WORK TO DO »
Return all lines that include the string "pyrenaicum".

"""

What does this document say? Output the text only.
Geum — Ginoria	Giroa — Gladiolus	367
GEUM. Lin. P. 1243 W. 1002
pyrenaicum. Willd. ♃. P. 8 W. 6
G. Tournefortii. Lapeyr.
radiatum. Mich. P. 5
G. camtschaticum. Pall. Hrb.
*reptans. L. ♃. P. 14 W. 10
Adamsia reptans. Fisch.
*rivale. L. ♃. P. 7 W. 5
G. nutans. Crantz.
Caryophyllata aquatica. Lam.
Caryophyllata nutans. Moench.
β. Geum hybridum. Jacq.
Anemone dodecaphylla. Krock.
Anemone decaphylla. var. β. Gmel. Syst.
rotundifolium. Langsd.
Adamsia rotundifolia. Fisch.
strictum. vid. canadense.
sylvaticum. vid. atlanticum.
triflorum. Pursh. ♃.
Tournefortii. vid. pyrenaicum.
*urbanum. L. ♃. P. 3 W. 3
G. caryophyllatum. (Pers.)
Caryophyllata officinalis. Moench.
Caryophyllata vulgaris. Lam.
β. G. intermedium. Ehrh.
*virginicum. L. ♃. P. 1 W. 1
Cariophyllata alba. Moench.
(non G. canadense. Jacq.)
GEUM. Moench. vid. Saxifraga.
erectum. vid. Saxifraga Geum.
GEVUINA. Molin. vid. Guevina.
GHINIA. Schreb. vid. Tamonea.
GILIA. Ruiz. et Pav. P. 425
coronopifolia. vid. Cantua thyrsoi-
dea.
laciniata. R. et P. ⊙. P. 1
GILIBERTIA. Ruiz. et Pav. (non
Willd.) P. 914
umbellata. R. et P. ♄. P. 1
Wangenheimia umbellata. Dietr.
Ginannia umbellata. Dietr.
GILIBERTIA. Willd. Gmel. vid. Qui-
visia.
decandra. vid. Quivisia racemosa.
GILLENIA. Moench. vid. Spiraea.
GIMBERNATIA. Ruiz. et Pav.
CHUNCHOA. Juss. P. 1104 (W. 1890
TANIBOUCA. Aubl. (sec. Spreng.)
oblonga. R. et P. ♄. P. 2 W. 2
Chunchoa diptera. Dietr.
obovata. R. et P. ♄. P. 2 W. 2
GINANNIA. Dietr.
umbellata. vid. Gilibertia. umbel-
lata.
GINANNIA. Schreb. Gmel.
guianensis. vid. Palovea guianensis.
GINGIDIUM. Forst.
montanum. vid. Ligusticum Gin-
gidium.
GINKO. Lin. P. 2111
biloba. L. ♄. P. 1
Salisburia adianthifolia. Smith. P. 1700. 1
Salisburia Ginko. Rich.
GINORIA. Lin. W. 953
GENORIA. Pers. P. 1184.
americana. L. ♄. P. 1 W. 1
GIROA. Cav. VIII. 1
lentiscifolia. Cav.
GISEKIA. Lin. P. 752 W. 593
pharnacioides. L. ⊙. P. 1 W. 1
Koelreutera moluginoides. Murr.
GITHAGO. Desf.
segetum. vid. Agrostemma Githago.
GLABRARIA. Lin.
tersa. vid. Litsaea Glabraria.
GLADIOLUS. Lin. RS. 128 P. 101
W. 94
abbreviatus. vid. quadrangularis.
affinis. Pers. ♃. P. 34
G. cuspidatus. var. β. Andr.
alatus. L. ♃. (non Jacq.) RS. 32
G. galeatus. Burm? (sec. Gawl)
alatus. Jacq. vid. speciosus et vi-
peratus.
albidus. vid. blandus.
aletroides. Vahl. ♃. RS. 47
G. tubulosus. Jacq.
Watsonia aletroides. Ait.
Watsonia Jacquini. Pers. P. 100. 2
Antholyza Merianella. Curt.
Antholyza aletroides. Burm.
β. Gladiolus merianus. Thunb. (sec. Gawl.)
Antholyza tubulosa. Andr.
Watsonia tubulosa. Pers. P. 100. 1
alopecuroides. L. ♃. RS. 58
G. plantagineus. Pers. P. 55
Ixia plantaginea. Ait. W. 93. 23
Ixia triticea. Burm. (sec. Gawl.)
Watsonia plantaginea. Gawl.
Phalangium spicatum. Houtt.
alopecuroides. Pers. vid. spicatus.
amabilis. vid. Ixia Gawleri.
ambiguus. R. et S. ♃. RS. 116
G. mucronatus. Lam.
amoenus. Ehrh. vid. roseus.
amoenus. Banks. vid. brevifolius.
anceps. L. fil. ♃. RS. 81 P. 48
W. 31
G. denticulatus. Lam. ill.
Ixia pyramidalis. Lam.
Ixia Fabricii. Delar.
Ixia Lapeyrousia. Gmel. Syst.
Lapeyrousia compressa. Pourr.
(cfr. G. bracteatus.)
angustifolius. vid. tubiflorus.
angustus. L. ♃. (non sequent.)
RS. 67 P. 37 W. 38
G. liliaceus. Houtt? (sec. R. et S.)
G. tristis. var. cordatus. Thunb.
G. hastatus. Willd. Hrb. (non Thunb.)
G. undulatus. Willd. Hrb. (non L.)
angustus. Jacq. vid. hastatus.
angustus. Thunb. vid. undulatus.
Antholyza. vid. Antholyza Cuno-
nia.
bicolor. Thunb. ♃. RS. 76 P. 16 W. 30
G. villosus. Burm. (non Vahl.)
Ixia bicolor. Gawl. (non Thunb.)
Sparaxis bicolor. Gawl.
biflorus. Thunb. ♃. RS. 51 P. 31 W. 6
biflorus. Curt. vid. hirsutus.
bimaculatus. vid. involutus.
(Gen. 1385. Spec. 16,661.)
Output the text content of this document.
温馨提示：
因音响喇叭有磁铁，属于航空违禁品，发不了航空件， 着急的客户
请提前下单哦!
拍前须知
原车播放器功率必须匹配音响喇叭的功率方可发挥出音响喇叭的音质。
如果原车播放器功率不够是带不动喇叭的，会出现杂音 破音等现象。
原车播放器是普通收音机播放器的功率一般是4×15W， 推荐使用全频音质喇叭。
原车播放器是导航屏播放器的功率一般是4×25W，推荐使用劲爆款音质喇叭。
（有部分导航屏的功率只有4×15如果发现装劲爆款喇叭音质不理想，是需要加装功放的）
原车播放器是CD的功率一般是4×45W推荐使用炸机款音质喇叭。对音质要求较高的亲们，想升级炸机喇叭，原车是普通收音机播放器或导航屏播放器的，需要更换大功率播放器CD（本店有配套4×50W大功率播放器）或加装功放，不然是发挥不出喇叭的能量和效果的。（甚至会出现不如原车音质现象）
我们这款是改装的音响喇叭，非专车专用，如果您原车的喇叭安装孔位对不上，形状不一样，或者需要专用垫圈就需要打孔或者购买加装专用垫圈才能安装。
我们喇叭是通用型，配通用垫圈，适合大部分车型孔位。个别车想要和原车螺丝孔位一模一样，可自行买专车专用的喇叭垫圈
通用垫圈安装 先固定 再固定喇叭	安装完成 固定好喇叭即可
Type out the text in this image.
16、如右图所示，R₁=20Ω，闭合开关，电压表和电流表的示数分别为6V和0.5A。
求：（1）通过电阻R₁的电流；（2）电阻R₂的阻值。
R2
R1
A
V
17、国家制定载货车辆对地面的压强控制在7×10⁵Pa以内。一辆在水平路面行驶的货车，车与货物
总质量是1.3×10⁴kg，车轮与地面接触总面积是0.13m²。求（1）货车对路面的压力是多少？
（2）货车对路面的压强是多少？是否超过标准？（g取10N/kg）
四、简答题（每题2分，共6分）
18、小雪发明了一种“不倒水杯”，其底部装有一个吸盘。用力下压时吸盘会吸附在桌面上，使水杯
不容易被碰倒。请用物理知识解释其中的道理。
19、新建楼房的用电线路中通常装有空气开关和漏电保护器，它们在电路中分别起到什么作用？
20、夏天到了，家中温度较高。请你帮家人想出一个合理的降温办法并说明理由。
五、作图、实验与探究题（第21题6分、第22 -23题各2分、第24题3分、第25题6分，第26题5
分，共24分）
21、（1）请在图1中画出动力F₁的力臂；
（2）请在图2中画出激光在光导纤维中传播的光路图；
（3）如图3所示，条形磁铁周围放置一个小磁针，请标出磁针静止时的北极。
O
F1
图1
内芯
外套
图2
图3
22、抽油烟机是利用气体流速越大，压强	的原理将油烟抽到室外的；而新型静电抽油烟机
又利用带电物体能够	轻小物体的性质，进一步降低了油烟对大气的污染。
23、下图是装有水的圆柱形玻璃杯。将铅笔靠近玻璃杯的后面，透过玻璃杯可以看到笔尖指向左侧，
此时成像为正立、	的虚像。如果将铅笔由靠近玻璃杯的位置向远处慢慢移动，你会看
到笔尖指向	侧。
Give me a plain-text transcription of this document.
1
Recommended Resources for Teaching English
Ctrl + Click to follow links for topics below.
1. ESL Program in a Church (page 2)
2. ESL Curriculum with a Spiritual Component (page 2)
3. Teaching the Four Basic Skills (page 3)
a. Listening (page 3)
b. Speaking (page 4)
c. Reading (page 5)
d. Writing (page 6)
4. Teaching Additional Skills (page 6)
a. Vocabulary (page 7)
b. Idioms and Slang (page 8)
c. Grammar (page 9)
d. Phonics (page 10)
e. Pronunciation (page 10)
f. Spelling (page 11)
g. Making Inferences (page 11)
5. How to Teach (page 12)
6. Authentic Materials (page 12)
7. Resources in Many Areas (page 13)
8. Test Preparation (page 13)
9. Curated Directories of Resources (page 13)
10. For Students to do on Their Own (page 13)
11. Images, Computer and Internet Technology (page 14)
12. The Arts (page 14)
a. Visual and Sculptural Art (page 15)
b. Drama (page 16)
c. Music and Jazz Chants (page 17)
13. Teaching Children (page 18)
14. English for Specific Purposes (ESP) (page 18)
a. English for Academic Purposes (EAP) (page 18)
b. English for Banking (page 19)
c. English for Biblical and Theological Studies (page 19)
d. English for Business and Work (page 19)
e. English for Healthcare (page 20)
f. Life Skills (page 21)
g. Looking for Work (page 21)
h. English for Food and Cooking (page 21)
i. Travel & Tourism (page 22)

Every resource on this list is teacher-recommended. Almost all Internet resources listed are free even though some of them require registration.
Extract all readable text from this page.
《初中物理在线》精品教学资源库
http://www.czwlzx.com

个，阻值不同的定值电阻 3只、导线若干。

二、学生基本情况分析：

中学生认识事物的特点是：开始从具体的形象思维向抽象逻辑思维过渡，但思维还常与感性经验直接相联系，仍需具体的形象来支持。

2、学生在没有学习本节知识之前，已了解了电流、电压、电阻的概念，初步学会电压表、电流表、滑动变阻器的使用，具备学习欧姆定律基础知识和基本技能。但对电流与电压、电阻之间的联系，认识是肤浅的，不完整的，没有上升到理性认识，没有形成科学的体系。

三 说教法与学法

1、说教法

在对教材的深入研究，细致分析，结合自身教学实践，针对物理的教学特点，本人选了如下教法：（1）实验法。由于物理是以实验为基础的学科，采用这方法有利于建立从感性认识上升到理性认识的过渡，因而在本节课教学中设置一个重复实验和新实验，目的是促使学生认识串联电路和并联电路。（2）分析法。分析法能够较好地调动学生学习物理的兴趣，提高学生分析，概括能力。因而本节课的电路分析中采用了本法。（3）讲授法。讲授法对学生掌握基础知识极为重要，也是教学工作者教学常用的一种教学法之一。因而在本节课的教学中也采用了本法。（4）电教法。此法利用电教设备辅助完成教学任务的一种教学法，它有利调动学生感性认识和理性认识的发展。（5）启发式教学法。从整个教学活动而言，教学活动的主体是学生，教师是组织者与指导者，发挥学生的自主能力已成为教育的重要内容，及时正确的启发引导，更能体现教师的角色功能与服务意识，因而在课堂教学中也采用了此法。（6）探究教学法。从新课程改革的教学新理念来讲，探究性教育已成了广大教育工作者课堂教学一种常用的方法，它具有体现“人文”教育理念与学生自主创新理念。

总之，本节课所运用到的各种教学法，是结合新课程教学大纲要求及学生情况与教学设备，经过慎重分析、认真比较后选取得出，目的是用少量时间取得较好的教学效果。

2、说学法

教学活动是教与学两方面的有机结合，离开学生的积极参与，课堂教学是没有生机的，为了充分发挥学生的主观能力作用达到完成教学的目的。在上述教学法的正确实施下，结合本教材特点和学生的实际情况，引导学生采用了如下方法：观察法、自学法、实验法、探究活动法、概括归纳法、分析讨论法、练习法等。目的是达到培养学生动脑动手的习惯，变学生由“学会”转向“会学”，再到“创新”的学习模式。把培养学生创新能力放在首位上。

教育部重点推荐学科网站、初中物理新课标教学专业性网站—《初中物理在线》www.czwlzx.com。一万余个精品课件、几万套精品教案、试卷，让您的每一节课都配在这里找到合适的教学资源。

"""

EXERCISE SOLUTION »
pyrenaicum. Willd. ♃. P. 8 W. 6
Tournefortii. vid. pyrenaicum.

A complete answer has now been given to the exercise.